— The request —
Of all the lines in the records, how many hold the word "into"? Answer with the number only.

>>

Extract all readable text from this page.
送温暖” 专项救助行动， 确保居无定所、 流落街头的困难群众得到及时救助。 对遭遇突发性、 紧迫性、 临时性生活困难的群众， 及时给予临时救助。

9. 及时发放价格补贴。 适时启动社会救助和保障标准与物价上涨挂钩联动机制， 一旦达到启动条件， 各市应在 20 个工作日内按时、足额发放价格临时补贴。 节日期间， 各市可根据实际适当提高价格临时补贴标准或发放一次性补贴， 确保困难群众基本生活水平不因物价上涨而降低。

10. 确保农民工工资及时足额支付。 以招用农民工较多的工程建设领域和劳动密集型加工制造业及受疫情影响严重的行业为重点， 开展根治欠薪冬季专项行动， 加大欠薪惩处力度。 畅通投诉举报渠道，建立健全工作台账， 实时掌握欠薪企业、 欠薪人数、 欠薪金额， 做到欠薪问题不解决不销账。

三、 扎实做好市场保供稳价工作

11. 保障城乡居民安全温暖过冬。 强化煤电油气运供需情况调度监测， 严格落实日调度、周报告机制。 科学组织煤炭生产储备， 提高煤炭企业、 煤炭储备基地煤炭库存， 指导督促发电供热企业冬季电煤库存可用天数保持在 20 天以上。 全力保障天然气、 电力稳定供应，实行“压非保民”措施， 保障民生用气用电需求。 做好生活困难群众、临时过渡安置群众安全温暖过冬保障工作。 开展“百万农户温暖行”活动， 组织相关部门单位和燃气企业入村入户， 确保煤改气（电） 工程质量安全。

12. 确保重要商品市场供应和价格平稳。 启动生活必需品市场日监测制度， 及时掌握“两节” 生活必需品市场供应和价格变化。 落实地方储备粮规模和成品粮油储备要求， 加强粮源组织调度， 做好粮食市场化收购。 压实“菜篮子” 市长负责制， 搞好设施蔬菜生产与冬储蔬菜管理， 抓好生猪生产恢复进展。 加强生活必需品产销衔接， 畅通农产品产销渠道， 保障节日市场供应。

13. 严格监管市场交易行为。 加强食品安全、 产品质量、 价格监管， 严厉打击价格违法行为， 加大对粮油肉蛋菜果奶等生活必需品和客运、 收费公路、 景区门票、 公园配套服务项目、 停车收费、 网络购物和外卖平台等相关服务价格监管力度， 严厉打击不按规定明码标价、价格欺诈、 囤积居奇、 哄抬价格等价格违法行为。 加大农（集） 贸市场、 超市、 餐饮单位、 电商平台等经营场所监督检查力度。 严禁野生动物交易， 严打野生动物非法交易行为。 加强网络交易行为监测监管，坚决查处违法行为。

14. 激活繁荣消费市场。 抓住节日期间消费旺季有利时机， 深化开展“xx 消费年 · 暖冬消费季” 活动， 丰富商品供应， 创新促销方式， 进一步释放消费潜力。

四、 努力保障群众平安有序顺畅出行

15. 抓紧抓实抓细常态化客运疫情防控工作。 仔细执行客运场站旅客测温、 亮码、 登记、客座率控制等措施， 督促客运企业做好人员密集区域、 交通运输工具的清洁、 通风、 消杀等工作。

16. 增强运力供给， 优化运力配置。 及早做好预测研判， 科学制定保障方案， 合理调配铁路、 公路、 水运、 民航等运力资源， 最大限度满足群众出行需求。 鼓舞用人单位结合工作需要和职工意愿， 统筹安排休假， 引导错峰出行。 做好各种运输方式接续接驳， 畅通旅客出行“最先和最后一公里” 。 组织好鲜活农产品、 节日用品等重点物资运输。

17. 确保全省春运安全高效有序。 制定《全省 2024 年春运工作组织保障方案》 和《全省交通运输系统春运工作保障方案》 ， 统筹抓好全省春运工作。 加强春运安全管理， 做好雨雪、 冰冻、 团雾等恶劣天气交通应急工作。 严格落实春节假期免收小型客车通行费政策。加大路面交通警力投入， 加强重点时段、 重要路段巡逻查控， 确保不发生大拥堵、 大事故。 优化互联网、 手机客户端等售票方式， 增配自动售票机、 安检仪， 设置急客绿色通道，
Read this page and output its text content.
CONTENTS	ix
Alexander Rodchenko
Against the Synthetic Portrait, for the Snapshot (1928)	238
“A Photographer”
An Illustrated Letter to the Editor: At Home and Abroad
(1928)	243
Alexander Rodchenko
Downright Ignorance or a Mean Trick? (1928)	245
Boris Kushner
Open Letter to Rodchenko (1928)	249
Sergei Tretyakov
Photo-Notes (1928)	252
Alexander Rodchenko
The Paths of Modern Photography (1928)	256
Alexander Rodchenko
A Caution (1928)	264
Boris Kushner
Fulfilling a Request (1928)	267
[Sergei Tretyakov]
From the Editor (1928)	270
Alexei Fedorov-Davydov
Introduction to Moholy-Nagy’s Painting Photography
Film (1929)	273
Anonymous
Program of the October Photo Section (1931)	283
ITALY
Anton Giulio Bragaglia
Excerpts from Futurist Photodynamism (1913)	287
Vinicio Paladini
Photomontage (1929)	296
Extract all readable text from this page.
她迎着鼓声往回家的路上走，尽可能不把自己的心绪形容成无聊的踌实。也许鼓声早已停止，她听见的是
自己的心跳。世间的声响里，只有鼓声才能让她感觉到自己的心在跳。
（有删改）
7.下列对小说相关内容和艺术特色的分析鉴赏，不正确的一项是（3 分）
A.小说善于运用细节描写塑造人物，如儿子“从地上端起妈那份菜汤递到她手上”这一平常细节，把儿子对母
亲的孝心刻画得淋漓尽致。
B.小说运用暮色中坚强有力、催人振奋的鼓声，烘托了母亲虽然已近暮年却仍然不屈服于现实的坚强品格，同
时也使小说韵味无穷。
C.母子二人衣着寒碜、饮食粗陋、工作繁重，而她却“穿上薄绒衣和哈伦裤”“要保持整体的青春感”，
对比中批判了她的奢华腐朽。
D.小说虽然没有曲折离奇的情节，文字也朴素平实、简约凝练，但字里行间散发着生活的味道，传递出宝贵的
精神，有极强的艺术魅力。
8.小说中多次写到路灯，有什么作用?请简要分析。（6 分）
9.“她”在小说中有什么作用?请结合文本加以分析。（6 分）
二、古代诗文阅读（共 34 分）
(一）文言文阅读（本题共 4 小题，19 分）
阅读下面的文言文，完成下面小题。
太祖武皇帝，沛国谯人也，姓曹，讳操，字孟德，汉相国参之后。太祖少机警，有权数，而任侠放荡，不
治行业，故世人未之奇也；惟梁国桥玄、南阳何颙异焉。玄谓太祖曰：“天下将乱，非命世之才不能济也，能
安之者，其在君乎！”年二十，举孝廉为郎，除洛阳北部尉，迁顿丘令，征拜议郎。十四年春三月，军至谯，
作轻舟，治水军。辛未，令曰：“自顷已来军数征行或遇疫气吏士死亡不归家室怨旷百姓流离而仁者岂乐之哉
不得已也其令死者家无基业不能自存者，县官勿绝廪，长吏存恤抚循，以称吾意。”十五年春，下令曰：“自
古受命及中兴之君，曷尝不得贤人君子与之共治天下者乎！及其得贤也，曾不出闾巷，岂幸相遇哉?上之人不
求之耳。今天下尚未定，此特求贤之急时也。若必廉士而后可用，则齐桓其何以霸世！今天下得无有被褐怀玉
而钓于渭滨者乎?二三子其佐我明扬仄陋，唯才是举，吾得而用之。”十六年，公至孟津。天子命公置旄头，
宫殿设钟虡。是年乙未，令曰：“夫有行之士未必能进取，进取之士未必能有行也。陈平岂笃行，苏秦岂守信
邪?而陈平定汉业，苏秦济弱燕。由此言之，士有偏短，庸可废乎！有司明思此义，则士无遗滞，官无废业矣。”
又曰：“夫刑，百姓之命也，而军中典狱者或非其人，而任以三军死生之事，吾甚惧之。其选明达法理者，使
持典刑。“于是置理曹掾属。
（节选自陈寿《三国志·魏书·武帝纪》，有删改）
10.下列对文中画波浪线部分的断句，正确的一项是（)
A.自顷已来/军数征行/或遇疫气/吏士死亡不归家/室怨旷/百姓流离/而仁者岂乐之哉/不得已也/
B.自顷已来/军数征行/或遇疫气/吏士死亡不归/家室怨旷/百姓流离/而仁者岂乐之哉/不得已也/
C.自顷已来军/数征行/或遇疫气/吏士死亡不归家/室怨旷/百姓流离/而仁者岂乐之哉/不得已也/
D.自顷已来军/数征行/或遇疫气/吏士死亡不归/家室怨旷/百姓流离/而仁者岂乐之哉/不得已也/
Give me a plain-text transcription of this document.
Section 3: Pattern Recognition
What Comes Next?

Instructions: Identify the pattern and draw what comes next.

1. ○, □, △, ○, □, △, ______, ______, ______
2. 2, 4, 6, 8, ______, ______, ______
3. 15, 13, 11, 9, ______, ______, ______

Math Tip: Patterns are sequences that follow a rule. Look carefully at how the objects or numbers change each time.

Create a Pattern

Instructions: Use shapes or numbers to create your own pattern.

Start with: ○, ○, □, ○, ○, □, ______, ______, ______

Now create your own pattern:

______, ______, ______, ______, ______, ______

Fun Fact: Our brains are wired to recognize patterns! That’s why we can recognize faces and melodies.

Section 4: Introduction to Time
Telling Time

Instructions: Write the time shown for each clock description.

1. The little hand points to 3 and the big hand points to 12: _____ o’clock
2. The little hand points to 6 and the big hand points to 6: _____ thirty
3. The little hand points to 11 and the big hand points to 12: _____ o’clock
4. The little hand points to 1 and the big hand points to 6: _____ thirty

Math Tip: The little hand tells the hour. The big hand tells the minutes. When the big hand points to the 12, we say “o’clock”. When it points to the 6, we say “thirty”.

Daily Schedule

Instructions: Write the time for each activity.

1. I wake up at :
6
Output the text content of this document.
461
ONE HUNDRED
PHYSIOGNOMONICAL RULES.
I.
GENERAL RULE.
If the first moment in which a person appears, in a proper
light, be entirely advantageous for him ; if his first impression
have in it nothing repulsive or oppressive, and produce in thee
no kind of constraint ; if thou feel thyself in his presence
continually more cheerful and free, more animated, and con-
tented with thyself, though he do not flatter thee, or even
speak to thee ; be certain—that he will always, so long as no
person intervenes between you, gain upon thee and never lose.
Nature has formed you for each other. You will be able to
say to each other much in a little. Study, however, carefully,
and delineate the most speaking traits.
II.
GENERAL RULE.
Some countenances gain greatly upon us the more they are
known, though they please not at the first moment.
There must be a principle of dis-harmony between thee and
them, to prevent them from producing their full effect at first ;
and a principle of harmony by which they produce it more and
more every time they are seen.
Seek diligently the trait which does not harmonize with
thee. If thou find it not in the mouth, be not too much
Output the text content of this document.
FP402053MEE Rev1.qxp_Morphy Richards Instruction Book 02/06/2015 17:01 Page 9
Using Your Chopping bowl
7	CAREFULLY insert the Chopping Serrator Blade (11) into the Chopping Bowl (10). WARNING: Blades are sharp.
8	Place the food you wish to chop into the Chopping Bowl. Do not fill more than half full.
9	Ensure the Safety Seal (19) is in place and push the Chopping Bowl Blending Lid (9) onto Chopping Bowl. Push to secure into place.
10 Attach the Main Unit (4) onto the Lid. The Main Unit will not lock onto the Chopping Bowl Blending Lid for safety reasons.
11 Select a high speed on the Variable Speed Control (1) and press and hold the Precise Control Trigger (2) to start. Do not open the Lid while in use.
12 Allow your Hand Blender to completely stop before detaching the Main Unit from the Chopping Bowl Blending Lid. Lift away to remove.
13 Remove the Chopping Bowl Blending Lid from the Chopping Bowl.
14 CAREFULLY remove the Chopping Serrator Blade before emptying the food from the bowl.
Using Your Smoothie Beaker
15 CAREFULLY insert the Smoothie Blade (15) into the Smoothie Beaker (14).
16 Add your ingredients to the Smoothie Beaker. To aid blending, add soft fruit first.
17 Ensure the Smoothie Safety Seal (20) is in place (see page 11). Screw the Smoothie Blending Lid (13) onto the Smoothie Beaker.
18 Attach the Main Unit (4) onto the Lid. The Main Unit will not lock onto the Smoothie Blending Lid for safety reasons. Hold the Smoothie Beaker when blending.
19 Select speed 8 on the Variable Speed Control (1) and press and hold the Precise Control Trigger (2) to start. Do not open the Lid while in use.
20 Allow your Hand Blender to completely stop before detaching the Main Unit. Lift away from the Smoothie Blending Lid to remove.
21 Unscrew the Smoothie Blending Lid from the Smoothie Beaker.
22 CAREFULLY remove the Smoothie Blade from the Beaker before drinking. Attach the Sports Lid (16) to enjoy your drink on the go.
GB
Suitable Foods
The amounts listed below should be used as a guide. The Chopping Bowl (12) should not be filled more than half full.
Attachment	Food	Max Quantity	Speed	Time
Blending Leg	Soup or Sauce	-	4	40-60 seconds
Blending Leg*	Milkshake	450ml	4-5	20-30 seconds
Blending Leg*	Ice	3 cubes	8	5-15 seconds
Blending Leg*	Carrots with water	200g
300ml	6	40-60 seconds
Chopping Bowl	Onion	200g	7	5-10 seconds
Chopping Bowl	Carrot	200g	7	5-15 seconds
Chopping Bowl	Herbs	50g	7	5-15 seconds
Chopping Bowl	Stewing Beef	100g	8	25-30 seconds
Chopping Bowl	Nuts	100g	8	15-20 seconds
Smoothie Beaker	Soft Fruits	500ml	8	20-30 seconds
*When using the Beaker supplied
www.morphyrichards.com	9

<<

— Result —
4